DIRECTION – Copy the lines that follow, substituting "marker-dy-percent" for every occurrence of "point-dy-percent" and leaving everything else as it is.

SOURCE RECORDS –

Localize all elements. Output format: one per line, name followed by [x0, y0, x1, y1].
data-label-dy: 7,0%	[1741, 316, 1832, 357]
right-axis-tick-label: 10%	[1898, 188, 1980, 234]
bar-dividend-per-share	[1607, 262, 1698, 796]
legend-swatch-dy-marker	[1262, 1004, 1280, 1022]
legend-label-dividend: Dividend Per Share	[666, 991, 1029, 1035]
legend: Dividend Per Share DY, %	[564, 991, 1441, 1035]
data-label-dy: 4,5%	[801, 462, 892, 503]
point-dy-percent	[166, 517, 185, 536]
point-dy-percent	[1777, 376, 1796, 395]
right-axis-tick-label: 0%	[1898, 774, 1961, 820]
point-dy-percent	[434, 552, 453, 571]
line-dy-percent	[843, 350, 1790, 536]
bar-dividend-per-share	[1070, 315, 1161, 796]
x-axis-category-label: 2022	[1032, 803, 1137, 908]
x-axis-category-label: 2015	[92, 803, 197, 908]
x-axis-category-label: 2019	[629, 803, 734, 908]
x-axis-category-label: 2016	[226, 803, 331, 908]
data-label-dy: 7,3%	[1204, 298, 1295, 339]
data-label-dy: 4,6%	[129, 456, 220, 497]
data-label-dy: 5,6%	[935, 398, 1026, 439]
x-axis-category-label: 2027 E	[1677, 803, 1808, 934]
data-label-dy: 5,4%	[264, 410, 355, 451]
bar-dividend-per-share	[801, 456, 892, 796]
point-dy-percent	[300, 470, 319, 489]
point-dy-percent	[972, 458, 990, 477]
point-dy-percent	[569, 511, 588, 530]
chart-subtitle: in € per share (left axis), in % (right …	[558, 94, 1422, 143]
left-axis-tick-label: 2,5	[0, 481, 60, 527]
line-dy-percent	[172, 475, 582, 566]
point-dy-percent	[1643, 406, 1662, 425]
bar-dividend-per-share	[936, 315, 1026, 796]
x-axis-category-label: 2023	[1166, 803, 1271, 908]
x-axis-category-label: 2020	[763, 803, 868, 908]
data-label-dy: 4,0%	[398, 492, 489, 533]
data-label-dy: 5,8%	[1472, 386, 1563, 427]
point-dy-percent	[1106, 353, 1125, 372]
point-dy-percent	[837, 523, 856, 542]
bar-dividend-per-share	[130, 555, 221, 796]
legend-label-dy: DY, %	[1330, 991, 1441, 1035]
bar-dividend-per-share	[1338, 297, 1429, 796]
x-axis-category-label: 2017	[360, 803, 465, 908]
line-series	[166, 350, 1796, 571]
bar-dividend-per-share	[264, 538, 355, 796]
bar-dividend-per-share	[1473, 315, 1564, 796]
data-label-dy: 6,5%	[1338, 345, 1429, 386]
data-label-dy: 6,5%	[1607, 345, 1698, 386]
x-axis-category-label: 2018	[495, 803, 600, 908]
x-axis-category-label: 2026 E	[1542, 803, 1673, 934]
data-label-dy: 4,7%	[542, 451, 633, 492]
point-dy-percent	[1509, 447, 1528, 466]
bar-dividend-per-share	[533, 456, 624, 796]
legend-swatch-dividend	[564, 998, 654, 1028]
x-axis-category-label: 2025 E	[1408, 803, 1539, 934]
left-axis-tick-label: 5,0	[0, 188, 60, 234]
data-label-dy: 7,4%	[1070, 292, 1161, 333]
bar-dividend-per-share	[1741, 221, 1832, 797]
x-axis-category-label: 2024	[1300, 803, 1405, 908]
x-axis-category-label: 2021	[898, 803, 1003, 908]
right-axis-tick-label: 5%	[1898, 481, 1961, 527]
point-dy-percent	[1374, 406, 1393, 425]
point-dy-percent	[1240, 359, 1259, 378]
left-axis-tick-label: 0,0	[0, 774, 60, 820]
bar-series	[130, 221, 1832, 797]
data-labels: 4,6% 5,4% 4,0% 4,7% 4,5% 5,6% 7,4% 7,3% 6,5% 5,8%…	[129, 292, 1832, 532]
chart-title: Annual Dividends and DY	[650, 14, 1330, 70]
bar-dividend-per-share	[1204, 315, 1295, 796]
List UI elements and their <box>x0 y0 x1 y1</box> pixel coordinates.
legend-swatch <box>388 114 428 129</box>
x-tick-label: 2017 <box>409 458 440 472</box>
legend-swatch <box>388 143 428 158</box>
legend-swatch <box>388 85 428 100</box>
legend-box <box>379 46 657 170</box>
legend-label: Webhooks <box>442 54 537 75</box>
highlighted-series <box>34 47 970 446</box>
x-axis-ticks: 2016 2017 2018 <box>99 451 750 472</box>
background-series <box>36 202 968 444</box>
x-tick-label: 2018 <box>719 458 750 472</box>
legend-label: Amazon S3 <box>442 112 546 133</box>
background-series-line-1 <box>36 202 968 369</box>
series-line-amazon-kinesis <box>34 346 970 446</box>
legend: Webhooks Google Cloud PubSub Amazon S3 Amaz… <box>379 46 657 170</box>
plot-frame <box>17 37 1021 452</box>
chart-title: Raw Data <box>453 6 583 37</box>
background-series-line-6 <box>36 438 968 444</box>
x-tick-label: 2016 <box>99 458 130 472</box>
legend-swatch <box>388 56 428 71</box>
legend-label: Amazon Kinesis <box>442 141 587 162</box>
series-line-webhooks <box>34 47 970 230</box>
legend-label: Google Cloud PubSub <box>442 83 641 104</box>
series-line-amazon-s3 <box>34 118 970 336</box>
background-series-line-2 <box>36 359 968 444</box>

CORRECT ANSWER –
Localize all elements. Output format: one per line, name followed by [x0, y0, x1, y1].
data-label-dy: 7,0%	[1741, 316, 1832, 357]
right-axis-tick-label: 10%	[1898, 188, 1980, 234]
bar-dividend-per-share	[1607, 262, 1698, 796]
legend-swatch-dy-marker	[1262, 1004, 1280, 1022]
legend-label-dividend: Dividend Per Share	[666, 991, 1029, 1035]
legend: Dividend Per Share DY, %	[564, 991, 1441, 1035]
data-label-dy: 4,5%	[801, 462, 892, 503]
marker-dy-percent	[166, 517, 185, 536]
marker-dy-percent	[1777, 376, 1796, 395]
right-axis-tick-label: 0%	[1898, 774, 1961, 820]
marker-dy-percent	[434, 552, 453, 571]
line-dy-percent	[843, 350, 1790, 536]
bar-dividend-per-share	[1070, 315, 1161, 796]
x-axis-category-label: 2022	[1032, 803, 1137, 908]
x-axis-category-label: 2015	[92, 803, 197, 908]
x-axis-category-label: 2019	[629, 803, 734, 908]
x-axis-category-label: 2016	[226, 803, 331, 908]
data-label-dy: 7,3%	[1204, 298, 1295, 339]
data-label-dy: 4,6%	[129, 456, 220, 497]
data-label-dy: 5,6%	[935, 398, 1026, 439]
x-axis-category-label: 2027 E	[1677, 803, 1808, 934]
data-label-dy: 5,4%	[264, 410, 355, 451]
bar-dividend-per-share	[801, 456, 892, 796]
marker-dy-percent	[300, 470, 319, 489]
marker-dy-percent	[972, 458, 990, 477]
marker-dy-percent	[569, 511, 588, 530]
chart-subtitle: in € per share (left axis), in % (right …	[558, 94, 1422, 143]
left-axis-tick-label: 2,5	[0, 481, 60, 527]
line-dy-percent	[172, 475, 582, 566]
marker-dy-percent	[1643, 406, 1662, 425]
bar-dividend-per-share	[936, 315, 1026, 796]
x-axis-category-label: 2023	[1166, 803, 1271, 908]
x-axis-category-label: 2020	[763, 803, 868, 908]
data-label-dy: 4,0%	[398, 492, 489, 533]
data-label-dy: 5,8%	[1472, 386, 1563, 427]
marker-dy-percent	[1106, 353, 1125, 372]
marker-dy-percent	[837, 523, 856, 542]
bar-dividend-per-share	[130, 555, 221, 796]
legend-label-dy: DY, %	[1330, 991, 1441, 1035]
bar-dividend-per-share	[1338, 297, 1429, 796]
x-axis-category-label: 2017	[360, 803, 465, 908]
line-series	[166, 350, 1796, 571]
bar-dividend-per-share	[264, 538, 355, 796]
bar-dividend-per-share	[1473, 315, 1564, 796]
data-label-dy: 6,5%	[1338, 345, 1429, 386]
data-label-dy: 6,5%	[1607, 345, 1698, 386]
x-axis-category-label: 2018	[495, 803, 600, 908]
x-axis-category-label: 2026 E	[1542, 803, 1673, 934]
data-label-dy: 4,7%	[542, 451, 633, 492]
marker-dy-percent	[1509, 447, 1528, 466]
bar-dividend-per-share	[533, 456, 624, 796]
legend-swatch-dividend	[564, 998, 654, 1028]
x-axis-category-label: 2025 E	[1408, 803, 1539, 934]
left-axis-tick-label: 5,0	[0, 188, 60, 234]
data-label-dy: 7,4%	[1070, 292, 1161, 333]
bar-dividend-per-share	[1741, 221, 1832, 797]
x-axis-category-label: 2024	[1300, 803, 1405, 908]
x-axis-category-label: 2021	[898, 803, 1003, 908]
right-axis-tick-label: 5%	[1898, 481, 1961, 527]
marker-dy-percent	[1374, 406, 1393, 425]
marker-dy-percent	[1240, 359, 1259, 378]
left-axis-tick-label: 0,0	[0, 774, 60, 820]
bar-series	[130, 221, 1832, 797]
data-labels: 4,6% 5,4% 4,0% 4,7% 4,5% 5,6% 7,4% 7,3% 6,5% 5,8%…	[129, 292, 1832, 532]
chart-title: Annual Dividends and DY	[650, 14, 1330, 70]
bar-dividend-per-share	[1204, 315, 1295, 796]
List UI elements and their <box>x0 y0 x1 y1</box> pixel coordinates.
legend-swatch <box>388 114 428 129</box>
x-tick-label: 2017 <box>409 458 440 472</box>
legend-swatch <box>388 143 428 158</box>
legend-swatch <box>388 85 428 100</box>
legend-box <box>379 46 657 170</box>
legend-label: Webhooks <box>442 54 537 75</box>
highlighted-series <box>34 47 970 446</box>
x-axis-ticks: 2016 2017 2018 <box>99 451 750 472</box>
background-series <box>36 202 968 444</box>
x-tick-label: 2018 <box>719 458 750 472</box>
legend-label: Amazon S3 <box>442 112 546 133</box>
background-series-line-1 <box>36 202 968 369</box>
series-line-amazon-kinesis <box>34 346 970 446</box>
legend: Webhooks Google Cloud PubSub Amazon S3 Amaz… <box>379 46 657 170</box>
plot-frame <box>17 37 1021 452</box>
chart-title: Raw Data <box>453 6 583 37</box>
background-series-line-6 <box>36 438 968 444</box>
x-tick-label: 2016 <box>99 458 130 472</box>
legend-swatch <box>388 56 428 71</box>
legend-label: Amazon Kinesis <box>442 141 587 162</box>
series-line-webhooks <box>34 47 970 230</box>
legend-label: Google Cloud PubSub <box>442 83 641 104</box>
series-line-amazon-s3 <box>34 118 970 336</box>
background-series-line-2 <box>36 359 968 444</box>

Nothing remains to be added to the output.